The rest of the UI appears localized. Could someone please test this on his localized system?
Arpad Biro
same in german. :-(
Adib.
On Sun, Sep 25, 2005 at 11:26:55AM -0700, Arpad Biro wrote:
After installing Inkscape from current CVS, the following menu entries appear in English in my (otherwise) localized environment:
_Edit _View _Layer _Object _Path _Text Effects _Help
File/_New File/Open _Recent Help/Tutorials
The rest of the UI appears localized.
I believe this is because those strings don't appear anywhere in the source code (other than in one big string of XML in menus-skeleton.h), and consequently these strings aren't appearing in the po files.
pjrm.
On Mon, 2005-09-26 at 17:39 +1000, Peter Moulder wrote:
The rest of the UI appears localized.
I believe this is because those strings don't appear anywhere in the source code (other than in one big string of XML in menus-skeleton.h), and consequently these strings aren't appearing in the po files.
Yeah, and I'm not sure what to do with the problem. It is the same one that we have with the .inx files, but I think this comes to a different solution. I'm thinking about making the whole XML file translatable... I realize that this has some issues, let me try to put pros and cons here:
Cons - Translators have to know and create valid XML in a particular format - Translators can significantly change the menu layout in Inkscape, and may create usability issues. - I really wanted to make it so that Effects would dynamically modify the internal XML for menu placement, that'd be impossible if all menus are not direct translations (which isn't always reasonable, see below)
Pros - All strings can be translated - Menus can be moved with the translation. I'm having a hard time trying to explain this, and I think it is partially because I'm basically mono-lingual. Here's my best effort. Let's say Inkscape had a "Free" menu where we had things that were zero cost and personal freedoms (I'm trying here). If you were to translate this into Spanish directly, the menu would have to be the "Gratis y libre" menu. It would make more sense in a Spanish translation to have two menus.
I'm not sure how the pros and cons weigh out here, I'd love to know what other people think. I think the 0.43 fix is to add "N_()" to the strings in menu-skeleton.h, which I think will still cause them to concatenate (anyone know?)

================

GIVEN INSTRUCTION A:
Reproduce the passage of the Inkscape menu translation thread from "Pros - All strings" to "concatenate (anyone know?)".
GIVEN INSTRUCTION B:
Carry on the Inkscape menu translation thread past its final sentence.

Page element annotations:

================

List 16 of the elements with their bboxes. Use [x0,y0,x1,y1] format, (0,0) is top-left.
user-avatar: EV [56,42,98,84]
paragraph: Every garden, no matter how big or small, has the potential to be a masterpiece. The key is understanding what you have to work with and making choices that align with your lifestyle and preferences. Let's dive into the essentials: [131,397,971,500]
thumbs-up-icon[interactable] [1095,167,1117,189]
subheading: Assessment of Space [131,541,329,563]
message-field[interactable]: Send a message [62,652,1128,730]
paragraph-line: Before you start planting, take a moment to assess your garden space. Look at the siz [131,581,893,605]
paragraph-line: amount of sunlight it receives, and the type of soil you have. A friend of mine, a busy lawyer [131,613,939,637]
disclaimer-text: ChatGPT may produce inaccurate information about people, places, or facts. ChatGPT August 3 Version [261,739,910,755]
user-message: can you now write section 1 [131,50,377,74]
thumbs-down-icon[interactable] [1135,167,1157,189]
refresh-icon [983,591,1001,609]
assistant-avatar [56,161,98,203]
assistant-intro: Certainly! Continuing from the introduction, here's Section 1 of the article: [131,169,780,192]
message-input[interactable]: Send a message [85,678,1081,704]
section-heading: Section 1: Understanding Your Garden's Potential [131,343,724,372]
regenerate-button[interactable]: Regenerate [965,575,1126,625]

================

RESULT A:
Pros - All strings can be translated - Menus can be moved with the translation. I'm having a hard time trying to explain this, and I think it is partially because I'm basically mono-lingual. Here's my best effort. Let's say Inkscape had a "Free" menu where we had things that were zero cost and personal freedoms (I'm trying here). If you were to translate this into Spanish directly, the menu would have to be the "Gratis y libre" menu. It would make more sense in a Spanish translation to have two menus.
I'm not sure how the pros and cons weigh out here, I'd love to know what other people think. I think the 0.43 fix is to add "N_()" to the strings in menu-skeleton.h, which I think will still cause them to concatenate (anyone know?)

RESULT B:
--Ted
El mar, 27-09-2005 a las 00:01 -0700, Ted Gould escribió:
On Mon, 2005-09-26 at 17:39 +1000, Peter Moulder wrote:
The rest of the UI appears localized.
I believe this is because those strings don't appear anywhere in the source code (other than in one big string of XML in menus-skeleton.h), and consequently these strings aren't appearing in the po files.
Yeah, and I'm not sure what to do with the problem. It is the same one that we have with the .inx files, but I think this comes to a different solution. I'm thinking about making the whole XML file translatable... I realize that this has some issues, let me try to put pros and cons here:
Cons
- Translators have to know and create valid XML in a particular format
- Translators can significantly change the menu layout in Inkscape, and
may create usability issues.
- I really wanted to make it so that Effects would dynamically modify
the internal XML for menu placement, that'd be impossible if all menus are not direct translations (which isn't always reasonable, see below)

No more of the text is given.